INSTRUCTIONS FOR THE TASK »
Your task is to output all the records below, word for word.

RECORDS FOR PROCESSING »
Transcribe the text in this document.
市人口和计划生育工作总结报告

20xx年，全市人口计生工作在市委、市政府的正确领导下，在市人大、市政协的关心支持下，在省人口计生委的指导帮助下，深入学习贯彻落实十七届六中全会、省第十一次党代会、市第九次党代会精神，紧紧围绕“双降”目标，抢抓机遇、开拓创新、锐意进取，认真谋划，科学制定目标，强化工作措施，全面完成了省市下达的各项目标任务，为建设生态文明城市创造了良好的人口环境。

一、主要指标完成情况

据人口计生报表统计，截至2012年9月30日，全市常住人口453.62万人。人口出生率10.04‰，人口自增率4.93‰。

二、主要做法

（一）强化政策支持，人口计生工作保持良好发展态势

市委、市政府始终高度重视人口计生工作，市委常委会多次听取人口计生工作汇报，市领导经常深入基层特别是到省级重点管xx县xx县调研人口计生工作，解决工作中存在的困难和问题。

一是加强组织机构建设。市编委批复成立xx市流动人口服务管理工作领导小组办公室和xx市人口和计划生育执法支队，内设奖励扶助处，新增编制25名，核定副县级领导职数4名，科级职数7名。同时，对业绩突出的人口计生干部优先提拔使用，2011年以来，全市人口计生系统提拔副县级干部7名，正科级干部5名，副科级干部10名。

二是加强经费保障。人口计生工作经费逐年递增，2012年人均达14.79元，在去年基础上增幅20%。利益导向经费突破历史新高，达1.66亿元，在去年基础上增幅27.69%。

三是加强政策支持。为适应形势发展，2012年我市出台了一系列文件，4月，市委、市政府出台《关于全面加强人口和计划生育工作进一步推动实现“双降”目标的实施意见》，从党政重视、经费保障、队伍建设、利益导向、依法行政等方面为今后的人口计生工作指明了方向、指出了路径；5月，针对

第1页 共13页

ANSWER IN FULL »
Transcribe the text in this document.
市人口和计划生育工作总结报告

20xx年，全市人口计生工作在市委、市政府的正确领导下，在市人大、市政协的关心支持下，在省人口计生委的指导帮助下，深入学习贯彻落实十七届六中全会、省第十一次党代会、市第九次党代会精神，紧紧围绕“双降”目标，抢抓机遇、开拓创新、锐意进取，认真谋划，科学制定目标，强化工作措施，全面完成了省市下达的各项目标任务，为建设生态文明城市创造了良好的人口环境。

一、主要指标完成情况

据人口计生报表统计，截至2012年9月30日，全市常住人口453.62万人。人口出生率10.04‰，人口自增率4.93‰。

二、主要做法

（一）强化政策支持，人口计生工作保持良好发展态势

市委、市政府始终高度重视人口计生工作，市委常委会多次听取人口计生工作汇报，市领导经常深入基层特别是到省级重点管xx县xx县调研人口计生工作，解决工作中存在的困难和问题。

一是加强组织机构建设。市编委批复成立xx市流动人口服务管理工作领导小组办公室和xx市人口和计划生育执法支队，内设奖励扶助处，新增编制25名，核定副县级领导职数4名，科级职数7名。同时，对业绩突出的人口计生干部优先提拔使用，2011年以来，全市人口计生系统提拔副县级干部7名，正科级干部5名，副科级干部10名。

二是加强经费保障。人口计生工作经费逐年递增，2012年人均达14.79元，在去年基础上增幅20%。利益导向经费突破历史新高，达1.66亿元，在去年基础上增幅27.69%。

三是加强政策支持。为适应形势发展，2012年我市出台了一系列文件，4月，市委、市政府出台《关于全面加强人口和计划生育工作进一步推动实现“双降”目标的实施意见》，从党政重视、经费保障、队伍建设、利益导向、依法行政等方面为今后的人口计生工作指明了方向、指出了路径；5月，针对

第1页 共13页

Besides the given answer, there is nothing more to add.